## Short exercise
Without the pictures, can you quote each line below exactly?

## Provided records

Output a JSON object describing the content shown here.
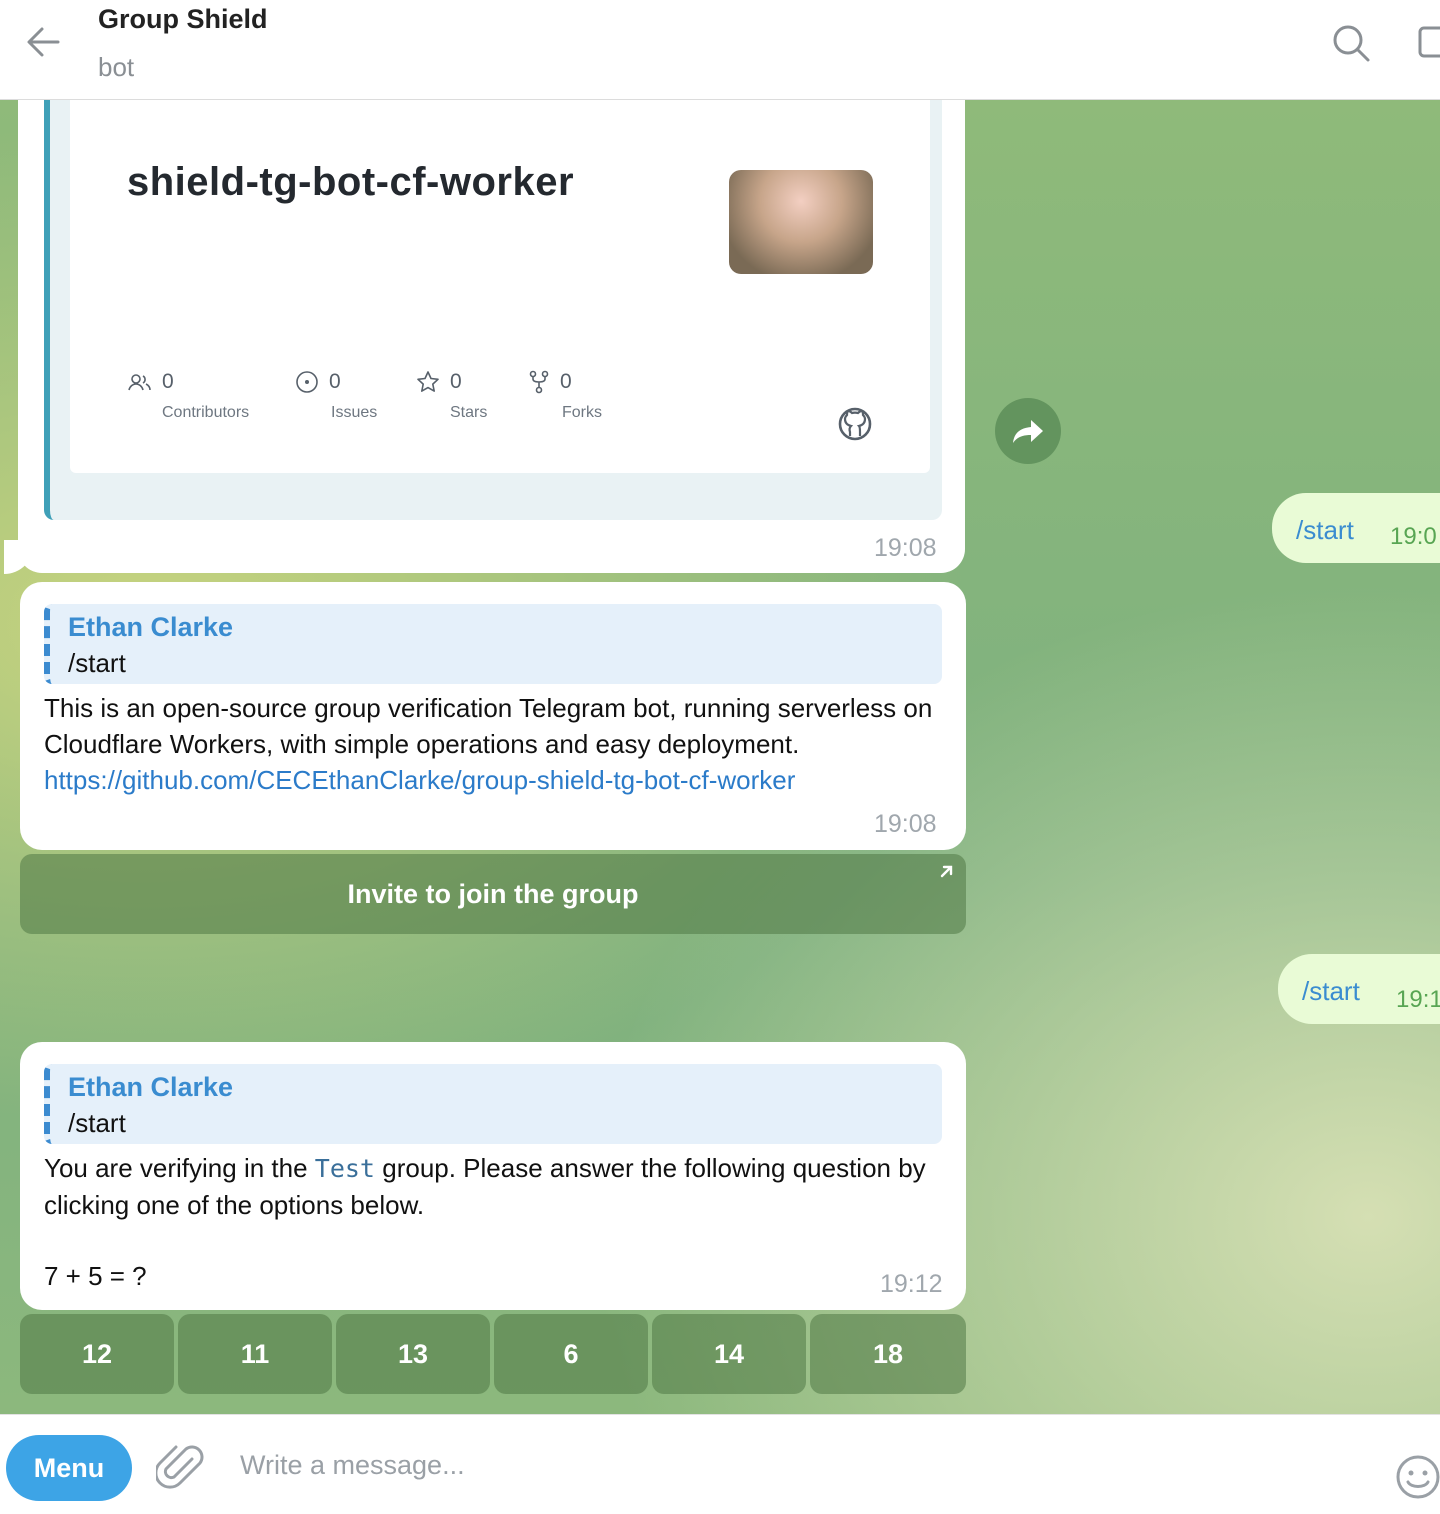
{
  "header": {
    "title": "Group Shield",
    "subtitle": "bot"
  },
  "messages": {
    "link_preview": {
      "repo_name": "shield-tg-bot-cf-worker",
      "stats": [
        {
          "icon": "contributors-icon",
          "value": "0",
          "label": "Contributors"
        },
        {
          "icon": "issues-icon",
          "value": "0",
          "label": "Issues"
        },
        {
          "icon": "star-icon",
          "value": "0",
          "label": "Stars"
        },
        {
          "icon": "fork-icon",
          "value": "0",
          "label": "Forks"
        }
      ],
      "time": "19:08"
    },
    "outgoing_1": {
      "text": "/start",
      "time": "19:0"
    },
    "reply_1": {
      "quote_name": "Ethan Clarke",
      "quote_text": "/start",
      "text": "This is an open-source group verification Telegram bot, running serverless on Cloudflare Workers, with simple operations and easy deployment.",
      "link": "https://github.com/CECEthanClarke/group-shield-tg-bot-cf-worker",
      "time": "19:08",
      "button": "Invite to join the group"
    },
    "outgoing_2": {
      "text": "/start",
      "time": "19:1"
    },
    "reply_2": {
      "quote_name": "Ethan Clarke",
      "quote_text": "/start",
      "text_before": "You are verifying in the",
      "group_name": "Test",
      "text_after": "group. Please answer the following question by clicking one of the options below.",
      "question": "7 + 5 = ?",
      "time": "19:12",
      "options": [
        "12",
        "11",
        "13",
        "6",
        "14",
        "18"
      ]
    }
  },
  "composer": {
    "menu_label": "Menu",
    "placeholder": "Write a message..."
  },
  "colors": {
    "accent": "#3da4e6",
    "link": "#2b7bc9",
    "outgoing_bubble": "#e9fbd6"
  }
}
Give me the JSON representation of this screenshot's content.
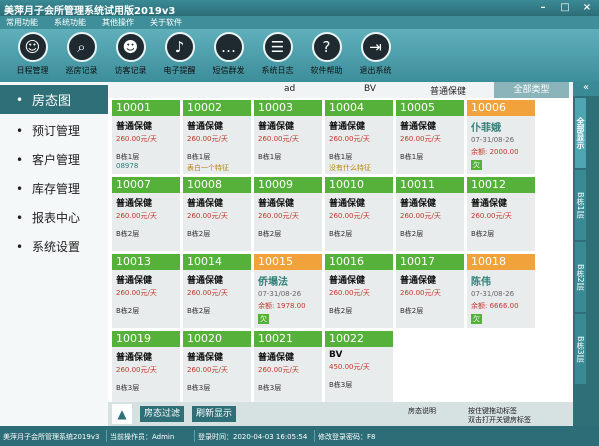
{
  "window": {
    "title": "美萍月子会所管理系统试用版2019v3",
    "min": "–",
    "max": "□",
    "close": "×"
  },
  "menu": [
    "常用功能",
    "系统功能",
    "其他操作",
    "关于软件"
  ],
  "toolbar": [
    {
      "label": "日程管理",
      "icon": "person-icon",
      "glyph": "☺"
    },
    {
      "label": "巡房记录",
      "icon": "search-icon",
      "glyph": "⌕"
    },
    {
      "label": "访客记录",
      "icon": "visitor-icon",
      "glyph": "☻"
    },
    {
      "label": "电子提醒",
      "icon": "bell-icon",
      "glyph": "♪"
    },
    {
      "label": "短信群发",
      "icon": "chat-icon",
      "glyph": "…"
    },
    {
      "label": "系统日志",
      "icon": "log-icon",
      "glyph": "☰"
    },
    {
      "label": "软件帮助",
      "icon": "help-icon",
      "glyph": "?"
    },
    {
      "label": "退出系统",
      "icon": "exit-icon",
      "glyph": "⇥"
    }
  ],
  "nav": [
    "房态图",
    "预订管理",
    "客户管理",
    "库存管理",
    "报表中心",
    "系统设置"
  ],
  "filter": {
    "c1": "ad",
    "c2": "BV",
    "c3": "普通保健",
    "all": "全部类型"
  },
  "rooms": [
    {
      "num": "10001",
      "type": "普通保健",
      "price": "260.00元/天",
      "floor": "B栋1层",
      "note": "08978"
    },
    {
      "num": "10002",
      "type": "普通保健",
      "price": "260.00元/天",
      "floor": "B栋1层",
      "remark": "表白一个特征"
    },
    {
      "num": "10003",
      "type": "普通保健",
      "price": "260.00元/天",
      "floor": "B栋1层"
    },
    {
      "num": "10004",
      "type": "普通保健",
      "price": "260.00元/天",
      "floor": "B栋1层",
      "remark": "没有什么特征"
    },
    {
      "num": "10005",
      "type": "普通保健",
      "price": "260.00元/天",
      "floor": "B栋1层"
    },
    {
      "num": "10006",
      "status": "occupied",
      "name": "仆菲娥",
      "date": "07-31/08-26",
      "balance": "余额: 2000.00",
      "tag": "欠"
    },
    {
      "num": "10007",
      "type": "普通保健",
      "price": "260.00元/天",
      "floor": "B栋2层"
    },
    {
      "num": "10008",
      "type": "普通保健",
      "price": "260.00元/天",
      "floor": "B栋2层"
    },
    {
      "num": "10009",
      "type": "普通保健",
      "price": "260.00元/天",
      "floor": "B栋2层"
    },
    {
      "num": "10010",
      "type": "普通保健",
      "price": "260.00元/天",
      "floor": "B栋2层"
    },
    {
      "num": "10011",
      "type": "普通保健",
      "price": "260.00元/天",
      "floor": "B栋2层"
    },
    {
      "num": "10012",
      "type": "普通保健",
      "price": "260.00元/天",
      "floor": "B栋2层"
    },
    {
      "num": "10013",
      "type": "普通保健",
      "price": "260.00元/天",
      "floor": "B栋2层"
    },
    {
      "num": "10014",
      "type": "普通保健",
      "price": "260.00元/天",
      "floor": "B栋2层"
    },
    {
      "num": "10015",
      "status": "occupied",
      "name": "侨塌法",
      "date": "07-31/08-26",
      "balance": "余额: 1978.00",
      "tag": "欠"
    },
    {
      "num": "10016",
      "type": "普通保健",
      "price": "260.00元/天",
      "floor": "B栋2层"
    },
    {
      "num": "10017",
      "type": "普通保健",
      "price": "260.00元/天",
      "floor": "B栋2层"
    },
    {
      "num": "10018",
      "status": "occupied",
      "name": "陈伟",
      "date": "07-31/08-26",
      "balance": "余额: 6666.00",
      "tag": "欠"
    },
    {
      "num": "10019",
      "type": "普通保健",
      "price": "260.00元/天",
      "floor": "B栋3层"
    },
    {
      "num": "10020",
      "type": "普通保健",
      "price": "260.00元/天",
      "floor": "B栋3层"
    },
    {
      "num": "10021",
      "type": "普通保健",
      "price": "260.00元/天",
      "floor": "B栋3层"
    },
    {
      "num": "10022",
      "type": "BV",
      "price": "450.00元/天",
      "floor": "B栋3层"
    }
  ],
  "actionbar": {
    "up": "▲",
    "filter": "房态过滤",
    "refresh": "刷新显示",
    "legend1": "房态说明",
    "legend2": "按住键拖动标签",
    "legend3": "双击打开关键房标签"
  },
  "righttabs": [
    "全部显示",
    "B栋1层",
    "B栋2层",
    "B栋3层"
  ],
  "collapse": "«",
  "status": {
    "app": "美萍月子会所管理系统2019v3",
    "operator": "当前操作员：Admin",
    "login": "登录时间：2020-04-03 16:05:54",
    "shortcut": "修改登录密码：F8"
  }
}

## Exercise result
Output a JSON object describing the content shown here.
{
  "header": {
    "title": "Group Shield",
    "subtitle": "bot"
  },
  "messages": {
    "link_preview": {
      "repo_name": "shield-tg-bot-cf-worker",
      "stats": [
        {
          "icon": "contributors-icon",
          "value": "0",
          "label": "Contributors"
        },
        {
          "icon": "issues-icon",
          "value": "0",
          "label": "Issues"
        },
        {
          "icon": "star-icon",
          "value": "0",
          "label": "Stars"
        },
        {
          "icon": "fork-icon",
          "value": "0",
          "label": "Forks"
        }
      ],
      "time": "19:08"
    },
    "outgoing_1": {
      "text": "/start",
      "time": "19:0"
    },
    "reply_1": {
      "quote_name": "Ethan Clarke",
      "quote_text": "/start",
      "text": "This is an open-source group verification Telegram bot, running serverless on Cloudflare Workers, with simple operations and easy deployment.",
      "link": "https://github.com/CECEthanClarke/group-shield-tg-bot-cf-worker",
      "time": "19:08",
      "button": "Invite to join the group"
    },
    "outgoing_2": {
      "text": "/start",
      "time": "19:1"
    },
    "reply_2": {
      "quote_name": "Ethan Clarke",
      "quote_text": "/start",
      "text_before": "You are verifying in the",
      "group_name": "Test",
      "text_after": "group. Please answer the following question by clicking one of the options below.",
      "question": "7 + 5 = ?",
      "time": "19:12",
      "options": [
        "12",
        "11",
        "13",
        "6",
        "14",
        "18"
      ]
    }
  },
  "composer": {
    "menu_label": "Menu",
    "placeholder": "Write a message..."
  },
  "colors": {
    "accent": "#3da4e6",
    "link": "#2b7bc9",
    "outgoing_bubble": "#e9fbd6"
  }
}
Give me the JSON representation of this screenshot's content.
{
  "window": {
    "title": "美萍月子会所管理系统试用版2019v3",
    "min": "–",
    "max": "□",
    "close": "×"
  },
  "menu": [
    "常用功能",
    "系统功能",
    "其他操作",
    "关于软件"
  ],
  "toolbar": [
    {
      "label": "日程管理",
      "icon": "person-icon",
      "glyph": "☺"
    },
    {
      "label": "巡房记录",
      "icon": "search-icon",
      "glyph": "⌕"
    },
    {
      "label": "访客记录",
      "icon": "visitor-icon",
      "glyph": "☻"
    },
    {
      "label": "电子提醒",
      "icon": "bell-icon",
      "glyph": "♪"
    },
    {
      "label": "短信群发",
      "icon": "chat-icon",
      "glyph": "…"
    },
    {
      "label": "系统日志",
      "icon": "log-icon",
      "glyph": "☰"
    },
    {
      "label": "软件帮助",
      "icon": "help-icon",
      "glyph": "?"
    },
    {
      "label": "退出系统",
      "icon": "exit-icon",
      "glyph": "⇥"
    }
  ],
  "nav": [
    "房态图",
    "预订管理",
    "客户管理",
    "库存管理",
    "报表中心",
    "系统设置"
  ],
  "filter": {
    "c1": "ad",
    "c2": "BV",
    "c3": "普通保健",
    "all": "全部类型"
  },
  "rooms": [
    {
      "num": "10001",
      "type": "普通保健",
      "price": "260.00元/天",
      "floor": "B栋1层",
      "note": "08978"
    },
    {
      "num": "10002",
      "type": "普通保健",
      "price": "260.00元/天",
      "floor": "B栋1层",
      "remark": "表白一个特征"
    },
    {
      "num": "10003",
      "type": "普通保健",
      "price": "260.00元/天",
      "floor": "B栋1层"
    },
    {
      "num": "10004",
      "type": "普通保健",
      "price": "260.00元/天",
      "floor": "B栋1层",
      "remark": "没有什么特征"
    },
    {
      "num": "10005",
      "type": "普通保健",
      "price": "260.00元/天",
      "floor": "B栋1层"
    },
    {
      "num": "10006",
      "status": "occupied",
      "name": "仆菲娥",
      "date": "07-31/08-26",
      "balance": "余额: 2000.00",
      "tag": "欠"
    },
    {
      "num": "10007",
      "type": "普通保健",
      "price": "260.00元/天",
      "floor": "B栋2层"
    },
    {
      "num": "10008",
      "type": "普通保健",
      "price": "260.00元/天",
      "floor": "B栋2层"
    },
    {
      "num": "10009",
      "type": "普通保健",
      "price": "260.00元/天",
      "floor": "B栋2层"
    },
    {
      "num": "10010",
      "type": "普通保健",
      "price": "260.00元/天",
      "floor": "B栋2层"
    },
    {
      "num": "10011",
      "type": "普通保健",
      "price": "260.00元/天",
      "floor": "B栋2层"
    },
    {
      "num": "10012",
      "type": "普通保健",
      "price": "260.00元/天",
      "floor": "B栋2层"
    },
    {
      "num": "10013",
      "type": "普通保健",
      "price": "260.00元/天",
      "floor": "B栋2层"
    },
    {
      "num": "10014",
      "type": "普通保健",
      "price": "260.00元/天",
      "floor": "B栋2层"
    },
    {
      "num": "10015",
      "status": "occupied",
      "name": "侨塌法",
      "date": "07-31/08-26",
      "balance": "余额: 1978.00",
      "tag": "欠"
    },
    {
      "num": "10016",
      "type": "普通保健",
      "price": "260.00元/天",
      "floor": "B栋2层"
    },
    {
      "num": "10017",
      "type": "普通保健",
      "price": "260.00元/天",
      "floor": "B栋2层"
    },
    {
      "num": "10018",
      "status": "occupied",
      "name": "陈伟",
      "date": "07-31/08-26",
      "balance": "余额: 6666.00",
      "tag": "欠"
    },
    {
      "num": "10019",
      "type": "普通保健",
      "price": "260.00元/天",
      "floor": "B栋3层"
    },
    {
      "num": "10020",
      "type": "普通保健",
      "price": "260.00元/天",
      "floor": "B栋3层"
    },
    {
      "num": "10021",
      "type": "普通保健",
      "price": "260.00元/天",
      "floor": "B栋3层"
    },
    {
      "num": "10022",
      "type": "BV",
      "price": "450.00元/天",
      "floor": "B栋3层"
    }
  ],
  "actionbar": {
    "up": "▲",
    "filter": "房态过滤",
    "refresh": "刷新显示",
    "legend1": "房态说明",
    "legend2": "按住键拖动标签",
    "legend3": "双击打开关键房标签"
  },
  "righttabs": [
    "全部显示",
    "B栋1层",
    "B栋2层",
    "B栋3层"
  ],
  "collapse": "«",
  "status": {
    "app": "美萍月子会所管理系统2019v3",
    "operator": "当前操作员：Admin",
    "login": "登录时间：2020-04-03 16:05:54",
    "shortcut": "修改登录密码：F8"
  }
}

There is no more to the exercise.